▶ YOUR OBJECTIVE
Reproduce every row below verbatim, omitting the pictures.

▶ RECORDS SHOWN
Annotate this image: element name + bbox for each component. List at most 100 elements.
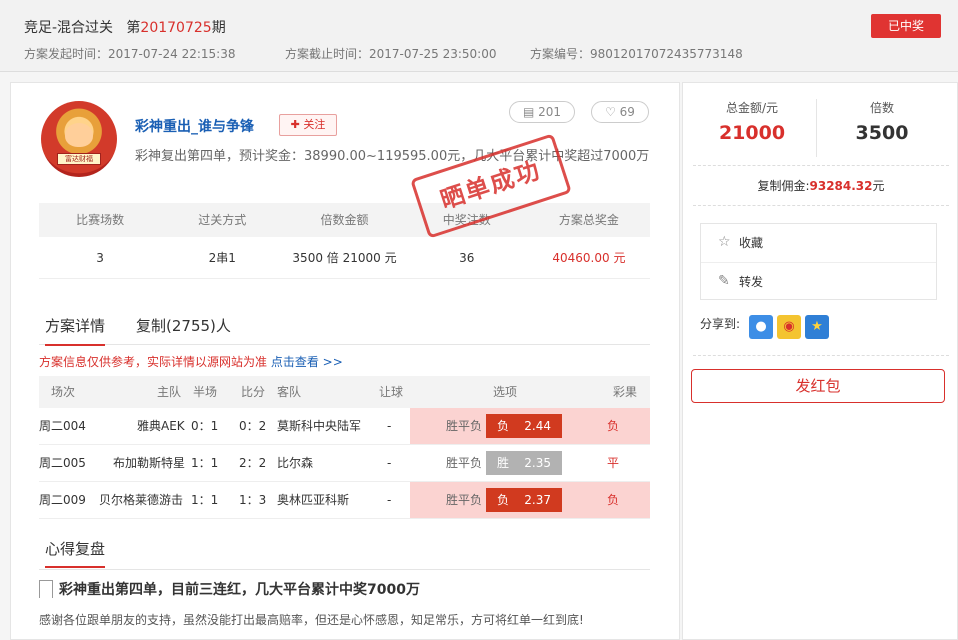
issue-number: 20170725 — [140, 20, 212, 36]
qzone-share-icon[interactable]: ★ — [805, 315, 829, 339]
like-count: 69 — [619, 105, 635, 119]
home-team: 贝尔格莱德游击 — [99, 493, 184, 507]
view-details-link[interactable]: 点击查看 >> — [271, 355, 343, 369]
comment-icon: ▤ — [522, 105, 535, 119]
star-outline-icon: ☆ — [718, 234, 731, 250]
divider — [693, 205, 949, 206]
home-team: 布加勒斯特星 — [113, 456, 186, 470]
qq-share-icon[interactable]: ● — [749, 315, 773, 339]
avatar[interactable]: 富达财福 — [41, 101, 117, 177]
match-result: 平 — [607, 456, 620, 470]
summary-sidebar: 总金额/元 21000 倍数 3500 复制佣金:93284.32元 ☆ 收藏 … — [682, 82, 958, 640]
pick-odds: 负 2.37 — [486, 488, 562, 512]
summary-figures: 总金额/元 21000 倍数 3500 — [683, 99, 958, 159]
forward-label: 转发 — [739, 275, 764, 289]
divider — [693, 355, 949, 356]
comment-count-button[interactable]: ▤ 201 — [509, 101, 575, 123]
edit-share-icon: ✎ — [718, 273, 730, 289]
multiple-value: 3500 — [855, 122, 909, 144]
copy-commission: 复制佣金:93284.32元 — [683, 177, 958, 194]
odds-value: 2.35 — [524, 456, 551, 470]
col-header-match-id: 场次 — [51, 385, 76, 399]
tab-plan-details[interactable]: 方案详情 — [45, 315, 106, 346]
issue-suffix: 期 — [211, 20, 226, 36]
match-id: 周二005 — [39, 456, 86, 470]
stats-value-row: 3 2串1 3500 倍 21000 元 36 40460.00 元 — [39, 237, 650, 279]
col-header-result: 彩果 — [613, 385, 638, 399]
pick: 负 — [497, 493, 510, 507]
col-header-half: 半场 — [193, 385, 218, 399]
notice: 方案信息仅供参考，实际详情以源网站为准 点击查看 >> — [39, 353, 343, 370]
main-panel: 富达财福 彩神重出_谁与争锋 ✚ 关注 ▤ 201 ♡ 69 彩神复出第四单，预… — [10, 82, 680, 640]
send-red-packet-button[interactable]: 发红包 — [691, 369, 945, 403]
comment-count: 201 — [538, 105, 562, 119]
share-label: 分享到: — [700, 317, 741, 331]
forward-button[interactable]: ✎ 转发 — [701, 262, 936, 300]
multiple-amount: 3500 倍 21000 元 — [292, 251, 397, 265]
issue-prefix: 第 — [126, 20, 141, 36]
weibo-share-icon[interactable]: ◉ — [777, 315, 801, 339]
follow-button[interactable]: ✚ 关注 — [279, 114, 337, 136]
odds-value: 2.44 — [524, 419, 551, 433]
match-id: 周二004 — [39, 419, 86, 433]
action-box: ☆ 收藏 ✎ 转发 — [700, 223, 937, 300]
match-table: 场次 主队 半场 比分 客队 让球 选项 彩果 周二004 雅典AEK 0：1 … — [39, 376, 650, 519]
stats-header-cell: 过关方式 — [198, 213, 247, 227]
col-header-away: 客队 — [277, 385, 302, 399]
away-team: 莫斯科中央陆军 — [277, 419, 362, 433]
table-row: 周二009 贝尔格莱德游击 1：1 1：3 奥林匹亚科斯 - 胜平负 负 2.3… — [39, 482, 650, 519]
review-section-title[interactable]: 心得复盘 — [45, 538, 106, 568]
handicap: - — [387, 456, 392, 470]
winning-bets: 36 — [459, 251, 475, 265]
plan-stats-table: 比赛场数 过关方式 倍数金额 中奖注数 方案总奖金 3 2串1 3500 倍 2… — [39, 203, 650, 279]
bookmark-icon — [39, 580, 53, 598]
plan-id: 98012017072435773148 — [590, 47, 743, 61]
tab-copy-users[interactable]: 复制(2755)人 — [136, 315, 231, 336]
favorite-button[interactable]: ☆ 收藏 — [701, 224, 936, 262]
odds-value: 2.37 — [524, 493, 551, 507]
username-link[interactable]: 彩神重出_谁与争锋 — [135, 116, 254, 136]
end-time: 2017-07-25 23:50:00 — [369, 47, 497, 61]
bet-options: 胜平负 — [446, 493, 483, 507]
won-badge[interactable]: 已中奖 — [871, 14, 941, 38]
pick-odds: 负 2.44 — [486, 414, 562, 438]
full-score: 2：2 — [239, 456, 267, 470]
divider — [693, 165, 949, 166]
pick: 胜 — [497, 456, 510, 470]
away-team: 奥林匹亚科斯 — [277, 493, 350, 507]
stats-header-cell: 倍数金额 — [320, 213, 369, 227]
review-body: 感谢各位跟单朋友的支持，虽然没能打出最高赔率，但还是心怀感恩，知足常乐，方可将红… — [39, 613, 584, 627]
match-result: 负 — [607, 493, 620, 507]
handicap: - — [387, 419, 392, 433]
match-id: 周二009 — [39, 493, 86, 507]
stats-header-row: 比赛场数 过关方式 倍数金额 中奖注数 方案总奖金 — [39, 203, 650, 237]
start-time-label: 方案发起时间： — [24, 47, 109, 61]
match-result: 负 — [607, 419, 620, 433]
total-amount-block: 总金额/元 21000 — [683, 99, 821, 144]
col-header-options: 选项 — [493, 385, 518, 399]
full-score: 1：3 — [239, 493, 267, 507]
half-score: 1：1 — [191, 456, 219, 470]
plan-id-meta: 方案编号：98012017072435773148 — [530, 45, 743, 62]
half-score: 1：1 — [191, 493, 219, 507]
col-header-handicap: 让球 — [379, 385, 404, 399]
pass-type: 2串1 — [208, 251, 236, 265]
col-header-score: 比分 — [241, 385, 266, 399]
multiple-block: 倍数 3500 — [813, 99, 951, 144]
multiple-label: 倍数 — [869, 101, 894, 115]
stats-header-cell: 方案总奖金 — [558, 213, 619, 227]
commission-value: 93284.32 — [809, 179, 873, 193]
match-table-header: 场次 主队 半场 比分 客队 让球 选项 彩果 — [39, 376, 650, 408]
lottery-type: 竞足-混合过关 — [24, 20, 114, 36]
bet-options: 胜平负 — [446, 456, 483, 470]
total-amount-value: 21000 — [718, 122, 786, 144]
start-time-meta: 方案发起时间：2017-07-24 22:15:38 — [24, 45, 235, 62]
bet-options: 胜平负 — [446, 419, 483, 433]
start-time: 2017-07-24 22:15:38 — [108, 47, 236, 61]
like-count-button[interactable]: ♡ 69 — [591, 101, 649, 123]
commission-label: 复制佣金: — [757, 179, 810, 193]
away-team: 比尔森 — [277, 456, 314, 470]
avatar-plaque: 富达财福 — [57, 153, 101, 165]
thumbs-up-icon: ♡ — [605, 105, 616, 119]
notice-text: 方案信息仅供参考，实际详情以源网站为准 — [39, 355, 271, 369]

▶ TASK OUTPUT
Annotate this image: element name + bbox for each component. List at most 100 elements.
issue-number: 20170725 — [140, 20, 212, 36]
qzone-share-icon[interactable]: ★ — [805, 315, 829, 339]
like-count: 69 — [619, 105, 635, 119]
home-team: 贝尔格莱德游击 — [99, 493, 184, 507]
view-details-link[interactable]: 点击查看 >> — [271, 355, 343, 369]
comment-icon: ▤ — [522, 105, 535, 119]
star-outline-icon: ☆ — [718, 234, 731, 250]
divider — [693, 205, 949, 206]
home-team: 布加勒斯特星 — [113, 456, 186, 470]
qq-share-icon[interactable]: ● — [749, 315, 773, 339]
avatar[interactable]: 富达财福 — [41, 101, 117, 177]
match-result: 平 — [607, 456, 620, 470]
summary-sidebar: 总金额/元 21000 倍数 3500 复制佣金:93284.32元 ☆ 收藏 … — [682, 82, 958, 640]
pick-odds: 负 2.37 — [486, 488, 562, 512]
summary-figures: 总金额/元 21000 倍数 3500 — [683, 99, 958, 159]
forward-label: 转发 — [739, 275, 764, 289]
divider — [693, 355, 949, 356]
comment-count-button[interactable]: ▤ 201 — [509, 101, 575, 123]
edit-share-icon: ✎ — [718, 273, 730, 289]
multiple-value: 3500 — [855, 122, 909, 144]
copy-commission: 复制佣金:93284.32元 — [683, 177, 958, 194]
odds-value: 2.35 — [524, 456, 551, 470]
col-header-match-id: 场次 — [51, 385, 76, 399]
tab-plan-details[interactable]: 方案详情 — [45, 315, 106, 346]
issue-suffix: 期 — [211, 20, 226, 36]
match-id: 周二005 — [39, 456, 86, 470]
stats-value-row: 3 2串1 3500 倍 21000 元 36 40460.00 元 — [39, 237, 650, 279]
col-header-result: 彩果 — [613, 385, 638, 399]
pick: 负 — [497, 493, 510, 507]
col-header-half: 半场 — [193, 385, 218, 399]
notice: 方案信息仅供参考，实际详情以源网站为准 点击查看 >> — [39, 353, 343, 370]
main-panel: 富达财福 彩神重出_谁与争锋 ✚ 关注 ▤ 201 ♡ 69 彩神复出第四单，预… — [10, 82, 680, 640]
send-red-packet-button[interactable]: 发红包 — [691, 369, 945, 403]
comment-count: 201 — [538, 105, 562, 119]
share-label: 分享到: — [700, 317, 741, 331]
forward-button[interactable]: ✎ 转发 — [701, 262, 936, 300]
multiple-amount: 3500 倍 21000 元 — [292, 251, 397, 265]
issue-prefix: 第 — [126, 20, 141, 36]
weibo-share-icon[interactable]: ◉ — [777, 315, 801, 339]
follow-button[interactable]: ✚ 关注 — [279, 114, 337, 136]
odds-value: 2.44 — [524, 419, 551, 433]
match-id: 周二004 — [39, 419, 86, 433]
action-box: ☆ 收藏 ✎ 转发 — [700, 223, 937, 300]
match-table: 场次 主队 半场 比分 客队 让球 选项 彩果 周二004 雅典AEK 0：1 … — [39, 376, 650, 519]
stats-header-cell: 过关方式 — [198, 213, 247, 227]
col-header-away: 客队 — [277, 385, 302, 399]
away-team: 莫斯科中央陆军 — [277, 419, 362, 433]
table-row: 周二009 贝尔格莱德游击 1：1 1：3 奥林匹亚科斯 - 胜平负 负 2.3… — [39, 482, 650, 519]
review-section-title[interactable]: 心得复盘 — [45, 538, 106, 568]
handicap: - — [387, 456, 392, 470]
winning-bets: 36 — [459, 251, 475, 265]
plan-stats-table: 比赛场数 过关方式 倍数金额 中奖注数 方案总奖金 3 2串1 3500 倍 2… — [39, 203, 650, 279]
bookmark-icon — [39, 580, 53, 598]
plan-id: 98012017072435773148 — [590, 47, 743, 61]
tab-copy-users[interactable]: 复制(2755)人 — [136, 315, 231, 336]
favorite-button[interactable]: ☆ 收藏 — [701, 224, 936, 262]
odds-value: 2.37 — [524, 493, 551, 507]
username-link[interactable]: 彩神重出_谁与争锋 — [135, 116, 254, 136]
end-time: 2017-07-25 23:50:00 — [369, 47, 497, 61]
bet-options: 胜平负 — [446, 493, 483, 507]
won-badge[interactable]: 已中奖 — [871, 14, 941, 38]
pick-odds: 负 2.44 — [486, 414, 562, 438]
full-score: 2：2 — [239, 456, 267, 470]
divider — [693, 165, 949, 166]
pick: 胜 — [497, 456, 510, 470]
away-team: 奥林匹亚科斯 — [277, 493, 350, 507]
stats-header-cell: 倍数金额 — [320, 213, 369, 227]
review-body: 感谢各位跟单朋友的支持，虽然没能打出最高赔率，但还是心怀感恩，知足常乐，方可将红… — [39, 613, 584, 627]
match-result: 负 — [607, 493, 620, 507]
handicap: - — [387, 419, 392, 433]
match-id: 周二009 — [39, 493, 86, 507]
stats-header-row: 比赛场数 过关方式 倍数金额 中奖注数 方案总奖金 — [39, 203, 650, 237]
start-time-label: 方案发起时间： — [24, 47, 109, 61]
match-result: 负 — [607, 419, 620, 433]
total-amount-block: 总金额/元 21000 — [683, 99, 821, 144]
col-header-options: 选项 — [493, 385, 518, 399]
full-score: 1：3 — [239, 493, 267, 507]
half-score: 1：1 — [191, 456, 219, 470]
plan-id-meta: 方案编号：98012017072435773148 — [530, 45, 743, 62]
half-score: 1：1 — [191, 493, 219, 507]
col-header-handicap: 让球 — [379, 385, 404, 399]
pass-type: 2串1 — [208, 251, 236, 265]
col-header-score: 比分 — [241, 385, 266, 399]
multiple-block: 倍数 3500 — [813, 99, 951, 144]
multiple-label: 倍数 — [869, 101, 894, 115]
stats-header-cell: 方案总奖金 — [558, 213, 619, 227]
commission-value: 93284.32 — [809, 179, 873, 193]
match-table-header: 场次 主队 半场 比分 客队 让球 选项 彩果 — [39, 376, 650, 408]
lottery-type: 竞足-混合过关 — [24, 20, 114, 36]
bet-options: 胜平负 — [446, 456, 483, 470]
total-amount-value: 21000 — [718, 122, 786, 144]
start-time-meta: 方案发起时间：2017-07-24 22:15:38 — [24, 45, 235, 62]
bet-options: 胜平负 — [446, 419, 483, 433]
start-time: 2017-07-24 22:15:38 — [108, 47, 236, 61]
like-count-button[interactable]: ♡ 69 — [591, 101, 649, 123]
commission-label: 复制佣金: — [757, 179, 810, 193]
away-team: 比尔森 — [277, 456, 314, 470]
avatar-plaque: 富达财福 — [57, 153, 101, 165]
thumbs-up-icon: ♡ — [605, 105, 616, 119]
notice-text: 方案信息仅供参考，实际详情以源网站为准 — [39, 355, 271, 369]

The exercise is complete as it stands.